-------- Records shown --------

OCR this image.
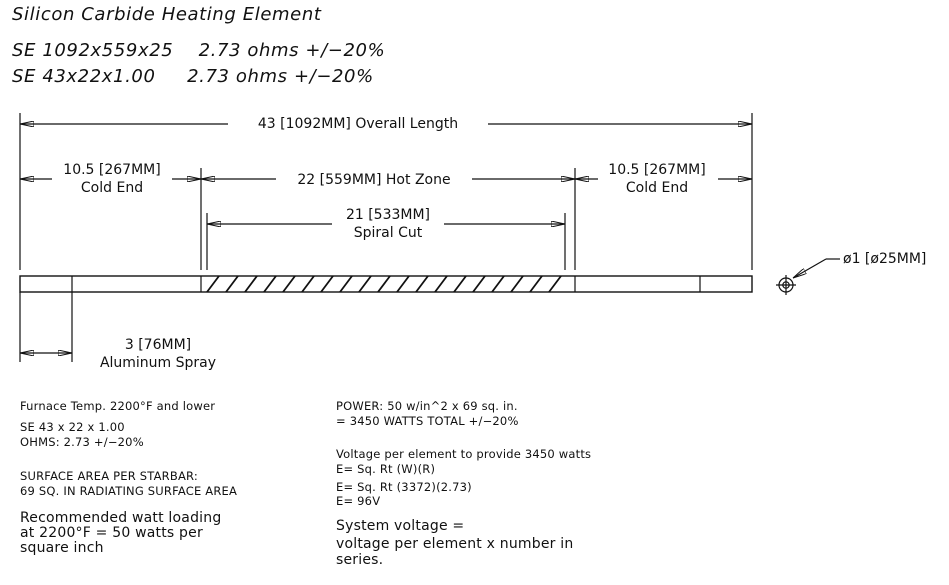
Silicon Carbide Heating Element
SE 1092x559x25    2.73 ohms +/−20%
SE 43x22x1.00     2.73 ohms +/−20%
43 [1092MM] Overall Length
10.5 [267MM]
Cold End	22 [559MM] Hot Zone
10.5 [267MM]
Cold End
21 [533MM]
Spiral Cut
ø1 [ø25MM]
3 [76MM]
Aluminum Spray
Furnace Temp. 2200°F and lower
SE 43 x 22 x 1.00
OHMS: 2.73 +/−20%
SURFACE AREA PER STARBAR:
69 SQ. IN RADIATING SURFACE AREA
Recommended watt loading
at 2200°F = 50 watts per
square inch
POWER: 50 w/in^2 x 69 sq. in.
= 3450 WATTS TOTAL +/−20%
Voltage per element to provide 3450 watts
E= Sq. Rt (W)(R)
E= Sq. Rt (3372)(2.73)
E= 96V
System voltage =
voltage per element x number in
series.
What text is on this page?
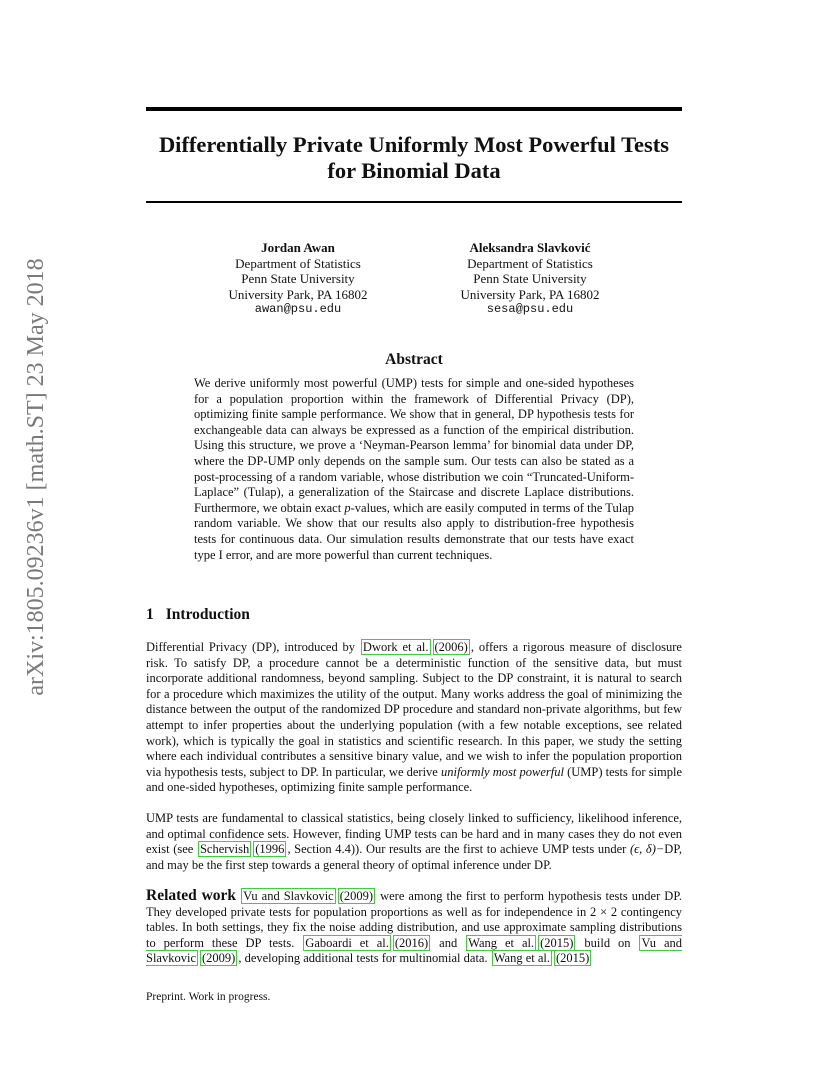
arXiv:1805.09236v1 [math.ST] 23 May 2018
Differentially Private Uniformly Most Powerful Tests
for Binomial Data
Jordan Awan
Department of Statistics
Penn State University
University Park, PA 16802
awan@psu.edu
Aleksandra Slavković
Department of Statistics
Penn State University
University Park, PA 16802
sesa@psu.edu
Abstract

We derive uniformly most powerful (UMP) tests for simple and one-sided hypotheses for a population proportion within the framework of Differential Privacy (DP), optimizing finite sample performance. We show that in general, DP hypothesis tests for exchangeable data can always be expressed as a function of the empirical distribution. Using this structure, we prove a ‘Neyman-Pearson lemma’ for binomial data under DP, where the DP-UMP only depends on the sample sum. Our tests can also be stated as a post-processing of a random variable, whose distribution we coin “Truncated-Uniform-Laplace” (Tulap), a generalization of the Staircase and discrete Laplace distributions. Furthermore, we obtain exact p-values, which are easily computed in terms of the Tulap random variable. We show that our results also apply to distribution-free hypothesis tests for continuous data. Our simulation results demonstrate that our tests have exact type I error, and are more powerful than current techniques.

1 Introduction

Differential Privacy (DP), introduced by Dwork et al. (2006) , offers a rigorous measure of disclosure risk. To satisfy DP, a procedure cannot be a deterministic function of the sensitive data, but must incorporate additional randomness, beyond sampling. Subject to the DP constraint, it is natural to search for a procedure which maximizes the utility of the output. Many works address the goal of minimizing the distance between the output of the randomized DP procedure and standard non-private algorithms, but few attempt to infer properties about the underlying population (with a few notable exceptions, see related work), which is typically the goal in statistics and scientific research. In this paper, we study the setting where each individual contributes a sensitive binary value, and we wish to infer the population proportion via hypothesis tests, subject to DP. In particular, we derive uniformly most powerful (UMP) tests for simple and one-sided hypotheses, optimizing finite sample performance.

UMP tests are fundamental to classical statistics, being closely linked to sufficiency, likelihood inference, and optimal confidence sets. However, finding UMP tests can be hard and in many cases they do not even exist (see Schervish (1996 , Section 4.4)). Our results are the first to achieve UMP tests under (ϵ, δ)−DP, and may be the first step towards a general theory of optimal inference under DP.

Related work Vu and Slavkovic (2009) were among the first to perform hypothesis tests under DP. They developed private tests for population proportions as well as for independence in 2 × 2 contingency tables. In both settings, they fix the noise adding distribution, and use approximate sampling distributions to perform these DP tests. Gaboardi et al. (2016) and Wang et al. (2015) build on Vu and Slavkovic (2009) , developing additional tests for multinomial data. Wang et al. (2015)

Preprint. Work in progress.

--------

▶ _Aim of the task_
Reply with only the number of lines in the entries that contain the word "first".

▶ _Response below_
2